What this task involves ▸
Go through the data below. Pull out every line that has the word "text".

Source material ▸
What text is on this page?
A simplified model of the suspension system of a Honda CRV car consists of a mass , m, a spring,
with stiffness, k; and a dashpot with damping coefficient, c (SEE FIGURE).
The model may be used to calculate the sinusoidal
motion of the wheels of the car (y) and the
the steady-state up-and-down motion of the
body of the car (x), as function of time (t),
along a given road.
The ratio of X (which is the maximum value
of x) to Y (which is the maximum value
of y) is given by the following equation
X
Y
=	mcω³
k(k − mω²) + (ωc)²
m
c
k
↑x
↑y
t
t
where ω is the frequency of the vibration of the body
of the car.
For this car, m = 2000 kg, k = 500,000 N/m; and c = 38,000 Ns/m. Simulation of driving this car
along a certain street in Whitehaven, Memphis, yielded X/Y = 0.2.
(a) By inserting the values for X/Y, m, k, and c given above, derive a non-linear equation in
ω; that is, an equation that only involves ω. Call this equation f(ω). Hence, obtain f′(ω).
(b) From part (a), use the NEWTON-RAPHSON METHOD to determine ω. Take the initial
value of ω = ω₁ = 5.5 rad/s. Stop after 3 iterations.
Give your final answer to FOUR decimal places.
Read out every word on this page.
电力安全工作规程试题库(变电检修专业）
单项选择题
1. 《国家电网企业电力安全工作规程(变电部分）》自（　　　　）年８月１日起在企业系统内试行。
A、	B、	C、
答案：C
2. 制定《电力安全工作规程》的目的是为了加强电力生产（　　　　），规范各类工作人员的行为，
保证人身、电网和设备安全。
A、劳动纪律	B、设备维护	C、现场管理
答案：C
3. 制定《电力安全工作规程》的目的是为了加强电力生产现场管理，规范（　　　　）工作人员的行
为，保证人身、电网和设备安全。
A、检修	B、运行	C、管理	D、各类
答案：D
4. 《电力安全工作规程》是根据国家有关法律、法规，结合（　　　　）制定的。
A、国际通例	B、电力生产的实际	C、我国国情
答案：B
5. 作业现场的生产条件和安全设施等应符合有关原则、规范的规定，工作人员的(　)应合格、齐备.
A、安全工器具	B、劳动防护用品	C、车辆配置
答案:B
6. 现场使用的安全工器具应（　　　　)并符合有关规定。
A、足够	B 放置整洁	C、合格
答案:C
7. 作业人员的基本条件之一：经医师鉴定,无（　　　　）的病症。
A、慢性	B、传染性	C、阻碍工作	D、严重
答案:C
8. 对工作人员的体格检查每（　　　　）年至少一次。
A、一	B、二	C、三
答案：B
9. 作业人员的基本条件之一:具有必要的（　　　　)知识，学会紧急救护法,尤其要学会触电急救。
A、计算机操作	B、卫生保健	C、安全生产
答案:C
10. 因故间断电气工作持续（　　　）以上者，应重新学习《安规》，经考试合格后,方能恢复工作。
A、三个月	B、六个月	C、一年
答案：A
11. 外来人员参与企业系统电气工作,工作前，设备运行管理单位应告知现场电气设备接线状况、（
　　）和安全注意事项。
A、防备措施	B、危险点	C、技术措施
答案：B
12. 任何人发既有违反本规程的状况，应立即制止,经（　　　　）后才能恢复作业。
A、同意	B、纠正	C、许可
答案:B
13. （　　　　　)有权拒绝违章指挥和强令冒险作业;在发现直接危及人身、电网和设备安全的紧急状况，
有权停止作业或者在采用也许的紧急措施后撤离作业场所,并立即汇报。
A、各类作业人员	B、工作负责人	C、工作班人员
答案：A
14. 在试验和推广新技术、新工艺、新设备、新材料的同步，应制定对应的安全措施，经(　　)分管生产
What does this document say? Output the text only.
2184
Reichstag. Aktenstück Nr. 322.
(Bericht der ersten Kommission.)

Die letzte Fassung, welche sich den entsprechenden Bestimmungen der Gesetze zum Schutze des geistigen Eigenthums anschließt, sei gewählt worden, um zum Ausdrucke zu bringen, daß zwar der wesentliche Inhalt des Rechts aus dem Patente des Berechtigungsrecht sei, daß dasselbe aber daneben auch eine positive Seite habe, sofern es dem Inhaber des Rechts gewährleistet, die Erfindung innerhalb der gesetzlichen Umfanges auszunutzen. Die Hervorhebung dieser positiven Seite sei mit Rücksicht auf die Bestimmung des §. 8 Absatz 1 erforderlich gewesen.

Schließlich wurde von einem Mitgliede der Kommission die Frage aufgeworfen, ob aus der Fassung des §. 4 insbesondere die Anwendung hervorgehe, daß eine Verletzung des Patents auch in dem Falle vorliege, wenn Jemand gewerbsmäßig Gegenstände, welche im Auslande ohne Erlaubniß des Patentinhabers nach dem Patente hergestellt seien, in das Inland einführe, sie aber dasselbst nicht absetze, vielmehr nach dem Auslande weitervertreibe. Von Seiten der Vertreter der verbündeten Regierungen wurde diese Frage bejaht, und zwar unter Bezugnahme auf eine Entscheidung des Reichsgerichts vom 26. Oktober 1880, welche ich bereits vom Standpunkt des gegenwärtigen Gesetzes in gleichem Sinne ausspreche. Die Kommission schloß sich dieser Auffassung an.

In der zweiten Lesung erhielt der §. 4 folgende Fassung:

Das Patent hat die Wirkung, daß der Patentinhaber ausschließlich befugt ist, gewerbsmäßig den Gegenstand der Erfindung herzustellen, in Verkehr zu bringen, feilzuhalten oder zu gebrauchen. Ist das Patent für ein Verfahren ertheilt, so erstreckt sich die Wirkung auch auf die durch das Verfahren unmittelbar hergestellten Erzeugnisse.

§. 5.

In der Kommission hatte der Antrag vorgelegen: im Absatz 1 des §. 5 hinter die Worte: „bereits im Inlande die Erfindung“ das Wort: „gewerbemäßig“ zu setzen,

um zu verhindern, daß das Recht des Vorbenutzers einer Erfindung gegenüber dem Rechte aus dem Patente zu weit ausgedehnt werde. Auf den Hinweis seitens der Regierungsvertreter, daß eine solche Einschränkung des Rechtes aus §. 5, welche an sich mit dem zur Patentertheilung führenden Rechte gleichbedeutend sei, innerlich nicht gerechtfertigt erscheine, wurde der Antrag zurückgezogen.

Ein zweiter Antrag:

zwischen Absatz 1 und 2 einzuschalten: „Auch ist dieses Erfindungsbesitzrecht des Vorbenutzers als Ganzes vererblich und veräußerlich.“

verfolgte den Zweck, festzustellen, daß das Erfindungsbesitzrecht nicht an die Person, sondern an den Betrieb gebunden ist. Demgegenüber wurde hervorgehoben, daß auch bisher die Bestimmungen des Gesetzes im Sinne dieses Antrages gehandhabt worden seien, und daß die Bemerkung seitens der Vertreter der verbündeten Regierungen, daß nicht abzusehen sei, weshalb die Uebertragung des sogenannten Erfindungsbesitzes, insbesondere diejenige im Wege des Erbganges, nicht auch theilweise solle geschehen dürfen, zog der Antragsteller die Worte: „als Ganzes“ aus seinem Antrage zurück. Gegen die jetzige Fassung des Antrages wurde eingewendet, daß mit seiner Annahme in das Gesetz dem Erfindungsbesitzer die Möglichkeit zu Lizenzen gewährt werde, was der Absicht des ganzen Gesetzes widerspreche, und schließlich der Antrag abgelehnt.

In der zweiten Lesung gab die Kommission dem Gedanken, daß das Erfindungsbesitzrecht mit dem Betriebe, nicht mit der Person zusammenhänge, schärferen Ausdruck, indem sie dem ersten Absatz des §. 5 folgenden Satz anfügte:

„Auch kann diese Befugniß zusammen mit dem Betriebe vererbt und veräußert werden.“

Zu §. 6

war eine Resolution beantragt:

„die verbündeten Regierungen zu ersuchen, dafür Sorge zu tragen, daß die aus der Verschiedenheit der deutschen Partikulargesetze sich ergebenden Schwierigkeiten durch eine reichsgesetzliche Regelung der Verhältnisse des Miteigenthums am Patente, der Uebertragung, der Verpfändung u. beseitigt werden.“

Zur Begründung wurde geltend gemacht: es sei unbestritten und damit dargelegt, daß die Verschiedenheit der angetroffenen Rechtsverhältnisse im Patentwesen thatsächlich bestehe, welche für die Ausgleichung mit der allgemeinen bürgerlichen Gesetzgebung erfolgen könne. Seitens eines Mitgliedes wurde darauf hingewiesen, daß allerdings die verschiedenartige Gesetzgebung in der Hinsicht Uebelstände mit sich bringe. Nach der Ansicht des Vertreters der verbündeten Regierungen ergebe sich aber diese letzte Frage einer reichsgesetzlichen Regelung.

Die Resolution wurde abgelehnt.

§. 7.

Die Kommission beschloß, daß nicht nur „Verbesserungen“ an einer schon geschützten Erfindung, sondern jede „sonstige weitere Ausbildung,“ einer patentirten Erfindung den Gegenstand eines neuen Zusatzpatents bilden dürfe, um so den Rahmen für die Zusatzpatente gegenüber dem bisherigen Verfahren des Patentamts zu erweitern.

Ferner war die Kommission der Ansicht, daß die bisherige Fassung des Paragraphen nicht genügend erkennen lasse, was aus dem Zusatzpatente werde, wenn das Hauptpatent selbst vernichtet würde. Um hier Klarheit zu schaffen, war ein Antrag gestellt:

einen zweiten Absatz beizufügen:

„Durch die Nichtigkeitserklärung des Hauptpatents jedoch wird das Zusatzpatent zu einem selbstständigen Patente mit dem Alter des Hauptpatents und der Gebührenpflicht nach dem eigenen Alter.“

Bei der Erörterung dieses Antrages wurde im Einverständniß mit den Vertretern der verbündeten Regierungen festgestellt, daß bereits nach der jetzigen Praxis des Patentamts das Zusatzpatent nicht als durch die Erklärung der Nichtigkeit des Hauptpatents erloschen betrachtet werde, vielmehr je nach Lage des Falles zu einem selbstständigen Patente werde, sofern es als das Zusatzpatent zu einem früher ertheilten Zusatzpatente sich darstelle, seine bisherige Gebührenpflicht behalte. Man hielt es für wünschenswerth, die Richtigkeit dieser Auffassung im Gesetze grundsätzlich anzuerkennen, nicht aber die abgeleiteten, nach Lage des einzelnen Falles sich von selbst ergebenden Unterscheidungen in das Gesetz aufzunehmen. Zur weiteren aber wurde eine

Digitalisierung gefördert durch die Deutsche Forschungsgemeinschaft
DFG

Task output ▸
What text is on this page?
What does this document say? Output the text only.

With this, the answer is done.